Problem to work on ▸
Could you write out the records below exactly as they appear, leaving out any pictures?

:::

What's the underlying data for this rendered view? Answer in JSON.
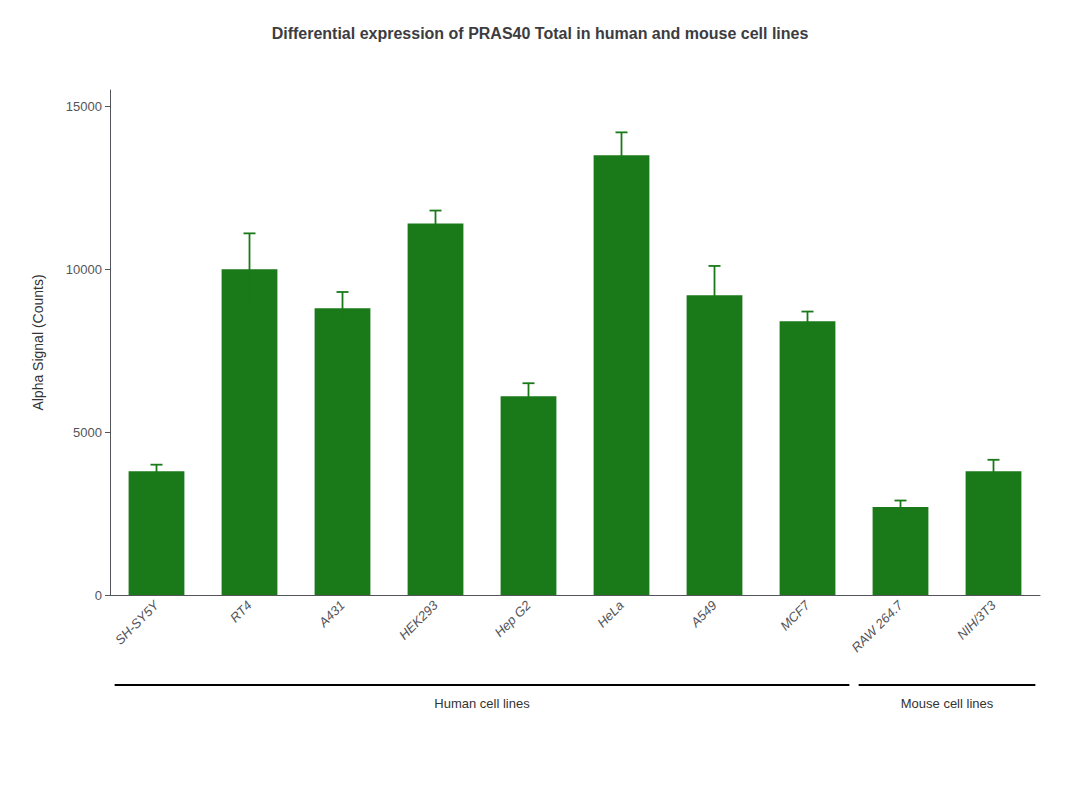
{
  "chart_data": {
    "type": "bar",
    "title": "Differential expression of PRAS40 Total in human and mouse cell lines",
    "ylabel": "Alpha Signal (Counts)",
    "categories": [
      "SH-SY5Y",
      "RT4",
      "A431",
      "HEK293",
      "Hep G2",
      "HeLa",
      "A549",
      "MCF7",
      "RAW 264.7",
      "NIH/3T3"
    ],
    "values": [
      3800,
      10000,
      8800,
      11400,
      6100,
      13500,
      9200,
      8400,
      2700,
      3800
    ],
    "errors": [
      200,
      1100,
      500,
      400,
      400,
      700,
      900,
      300,
      200,
      350
    ],
    "color": "#1a7a1a",
    "ylim": [
      0,
      15500
    ],
    "yticks": [
      0,
      5000,
      10000,
      15000
    ],
    "grid": false,
    "annotations": [
      {
        "text": "Human cell lines",
        "from": "SH-SY5Y",
        "to": "MCF7"
      },
      {
        "text": "Mouse cell lines",
        "from": "RAW 264.7",
        "to": "NIH/3T3"
      }
    ]
  }
}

:::

Task response ▸
What's the underlying data for this rendered view? Answer in JSON.
{
  "chart_data": {
    "type": "bar",
    "title": "Differential expression of PRAS40 Total in human and mouse cell lines",
    "ylabel": "Alpha Signal (Counts)",
    "categories": [
      "SH-SY5Y",
      "RT4",
      "A431",
      "HEK293",
      "Hep G2",
      "HeLa",
      "A549",
      "MCF7",
      "RAW 264.7",
      "NIH/3T3"
    ],
    "values": [
      3800,
      10000,
      8800,
      11400,
      6100,
      13500,
      9200,
      8400,
      2700,
      3800
    ],
    "errors": [
      200,
      1100,
      500,
      400,
      400,
      700,
      900,
      300,
      200,
      350
    ],
    "color": "#1a7a1a",
    "ylim": [
      0,
      15500
    ],
    "yticks": [
      0,
      5000,
      10000,
      15000
    ],
    "grid": false,
    "annotations": [
      {
        "text": "Human cell lines",
        "from": "SH-SY5Y",
        "to": "MCF7"
      },
      {
        "text": "Mouse cell lines",
        "from": "RAW 264.7",
        "to": "NIH/3T3"
      }
    ]
  }
}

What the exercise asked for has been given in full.